Source text:
6 reasons giving societies might be right for your organization
If you’ve been reading up on giving societies, you’re probably starting to feel the effects of whiplash.
Giving societies—or special, named recognition circles for donors—are long-standing staples of major & principal gifts fundraising. In some nonprofit sectors, they’re considered a given—synonymous, even, with quality stewardship. In others, fundraising leaders are starting to wonder: are giving circles right for us?
Fundraising thought leaders are divided, too. Recently, the scale seems to have tipped against giving societies due to the risks they present to relationship-based fundraising.
The potential downsides are real, but they are not the whole story. Strategic design and thoughtful rollout can mitigate much of the risk. What’s more, the benefits often far outweigh the costs. Giving societies can dramatically improve the donor experience by:
Bringing mission impact to life for donors
Fostering community among donors
Creating a jumping off point for major gifts team members to create really special, individualized stewardship experiences for donors
Ensuring a baseline experience for all donors, so no donors fall through the cracks during busy times or inevitable staffing transitions
Institutionalizing the importance of stewardship across the organization, from fundraising to leadership to finance to program
Streamlining back office operations and increasing efficiency, so that stewardship touchpoints are timelier, more personalized, and more meaningful to donors
Considering creating giving societies for your nonprofit? Here are six reasons they might be right for your organization.
1. Your fundraisers excel at relationship-based fundraising—and need more time to do it
Giving societies are a powerful tool to shift the focus of your most valuable resources—your fundraisers—to the most valuable work—building relationships.
Absent giving societies, it’s common for stewardship to be the domain of fundraisers themselves. They are expected to know each donor in their portfolio and provide each a personalized stewardship experience. Many fundraisers do this well, but it’s challenging for even the most experienced to juggle up to 150 relationships. Staffing gaps and competing priorities add additional challenges. As a result, it’s common that stewardship ends up:
Incomplete—not leveraging all the potential ways to thank, engage, and inspire donors simply because of limited bandwidth
Inconsistent—varying by relationship-manager, time of year, etc.

Supplied material:
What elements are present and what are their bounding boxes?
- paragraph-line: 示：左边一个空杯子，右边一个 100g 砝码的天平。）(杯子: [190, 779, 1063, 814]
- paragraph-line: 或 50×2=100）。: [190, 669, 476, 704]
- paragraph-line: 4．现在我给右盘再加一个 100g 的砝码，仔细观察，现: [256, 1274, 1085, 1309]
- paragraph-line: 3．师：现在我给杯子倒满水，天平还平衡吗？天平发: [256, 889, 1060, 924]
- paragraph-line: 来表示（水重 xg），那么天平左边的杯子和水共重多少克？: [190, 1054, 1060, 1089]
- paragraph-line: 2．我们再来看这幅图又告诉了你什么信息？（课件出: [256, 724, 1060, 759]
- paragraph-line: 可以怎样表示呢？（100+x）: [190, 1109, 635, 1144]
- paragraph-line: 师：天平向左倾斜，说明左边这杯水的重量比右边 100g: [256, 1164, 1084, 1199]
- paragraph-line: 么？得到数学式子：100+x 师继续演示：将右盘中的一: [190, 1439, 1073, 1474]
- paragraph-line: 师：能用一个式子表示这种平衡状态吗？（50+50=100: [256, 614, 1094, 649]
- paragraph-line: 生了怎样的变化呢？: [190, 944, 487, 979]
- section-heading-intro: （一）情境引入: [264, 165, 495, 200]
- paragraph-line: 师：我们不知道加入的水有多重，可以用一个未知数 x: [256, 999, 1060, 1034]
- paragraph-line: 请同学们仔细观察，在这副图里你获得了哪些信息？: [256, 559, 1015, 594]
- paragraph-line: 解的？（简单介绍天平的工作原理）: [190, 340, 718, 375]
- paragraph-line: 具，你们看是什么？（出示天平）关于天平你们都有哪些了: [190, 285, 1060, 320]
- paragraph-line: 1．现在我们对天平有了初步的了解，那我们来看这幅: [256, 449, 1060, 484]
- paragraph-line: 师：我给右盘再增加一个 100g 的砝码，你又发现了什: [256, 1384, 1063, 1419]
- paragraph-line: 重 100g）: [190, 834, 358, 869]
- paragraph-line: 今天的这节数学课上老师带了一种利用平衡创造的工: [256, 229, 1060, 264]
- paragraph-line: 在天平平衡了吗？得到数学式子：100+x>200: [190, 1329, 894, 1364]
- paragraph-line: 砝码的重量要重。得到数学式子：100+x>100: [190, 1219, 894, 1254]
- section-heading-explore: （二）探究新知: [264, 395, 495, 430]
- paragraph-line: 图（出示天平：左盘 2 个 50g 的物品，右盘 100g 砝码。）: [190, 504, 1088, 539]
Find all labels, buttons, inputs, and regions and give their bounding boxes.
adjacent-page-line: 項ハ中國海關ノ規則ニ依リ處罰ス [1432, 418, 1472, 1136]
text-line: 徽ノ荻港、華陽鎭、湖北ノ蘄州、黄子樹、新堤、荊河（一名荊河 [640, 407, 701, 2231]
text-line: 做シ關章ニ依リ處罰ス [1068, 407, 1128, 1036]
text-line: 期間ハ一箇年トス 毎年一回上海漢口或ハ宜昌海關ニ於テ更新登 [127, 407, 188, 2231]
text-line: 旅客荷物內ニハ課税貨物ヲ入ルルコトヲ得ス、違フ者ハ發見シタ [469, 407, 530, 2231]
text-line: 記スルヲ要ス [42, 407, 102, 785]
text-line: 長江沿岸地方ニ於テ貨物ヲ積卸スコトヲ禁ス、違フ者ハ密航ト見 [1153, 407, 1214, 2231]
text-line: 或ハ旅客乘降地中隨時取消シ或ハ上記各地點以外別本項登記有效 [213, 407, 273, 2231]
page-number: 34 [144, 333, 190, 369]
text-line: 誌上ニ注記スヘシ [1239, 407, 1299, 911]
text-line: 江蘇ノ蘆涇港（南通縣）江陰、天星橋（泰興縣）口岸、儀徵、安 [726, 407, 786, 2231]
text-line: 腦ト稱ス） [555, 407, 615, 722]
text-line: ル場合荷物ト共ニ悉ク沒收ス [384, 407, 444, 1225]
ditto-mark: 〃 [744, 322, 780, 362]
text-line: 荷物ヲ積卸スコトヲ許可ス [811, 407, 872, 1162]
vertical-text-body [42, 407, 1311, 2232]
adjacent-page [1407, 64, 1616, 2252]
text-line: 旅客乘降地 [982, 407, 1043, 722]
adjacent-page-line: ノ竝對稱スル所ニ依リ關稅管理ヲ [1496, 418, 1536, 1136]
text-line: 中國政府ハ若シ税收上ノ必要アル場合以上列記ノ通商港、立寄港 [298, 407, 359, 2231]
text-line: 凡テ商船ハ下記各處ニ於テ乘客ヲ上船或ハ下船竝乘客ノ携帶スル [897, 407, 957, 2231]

Requests:
[A] In the giving societies article, up to how many relationships might even an experienced fundraiser have to juggle?
[B] Please continue the giving societies article after its last line.

Responses in order:
[A] Up to 150 relationships.

[B]
Flat—providing little change in experience as giving grows
Giving societies create a standard baseline stewardship experience that spans all donors, raises the quality and quantity of touchpoints, and provides increased opportunities for top donors. Relationship managers are freed to spend less time on touchpoints that all donors should get—such as timely leadership thank yous, annual reports, key mission updates, event invitations, etc.—and more time on touchpoints specific to their donors—such as 1:1 conversations, personalized updates on topics of interest, and special mission experiences.
The key to making this work? Relationship managers who embrace the essentials of relationship-based fundraising: spend time with your donor, ask about their philanthropic interests, learn what kind of impact they want to make on your mission, ask them for a gift that fulfills those interests and desires. The only difference a giving society makes is to simplify year-round stewardship and free up time to personally say thank you, demonstrate the impact of giving, and deepen relationships.
2. You have meaningful, mission-based funding opportunities
Giving societies don’t change the what you’re fundraising for. You are still fundraising for your mission, and there’s still no substitute for providing major donors tangible ways to make an impact on your work.
As critics point out, giving societies can tempt fundraisers to substitute genuine relationship-based fundraising with a more transactional approach: simply asking donors to renew their giving society membership each year. With this approach, you will:
Reduce the quality of donors’ experience with your organization
Miss opportunities to get to know donors better
Miss opportunities to ask for larger gifts
Lose donors who feel they are not receiving opportunities to make an impact on the mission
As discussed above, a relationship-focused fundraising program is key. It is as critical to continually invest in identifying meaningful funding opportunities for major donors: specific projects, initiatives, or focus areas where a major gift will help you move the needle toward fulfilling the mission you and the donor share. Educate fundraisers on the ‘menu’ you’ve created, why those opportunities are important, and how donors can help.
Some donors will be interested in discussing the giving society as part of their solicitation and may factor it into giving decisions, but fundraisers should never take their focus off of making the match between donor interest and organizational priorities.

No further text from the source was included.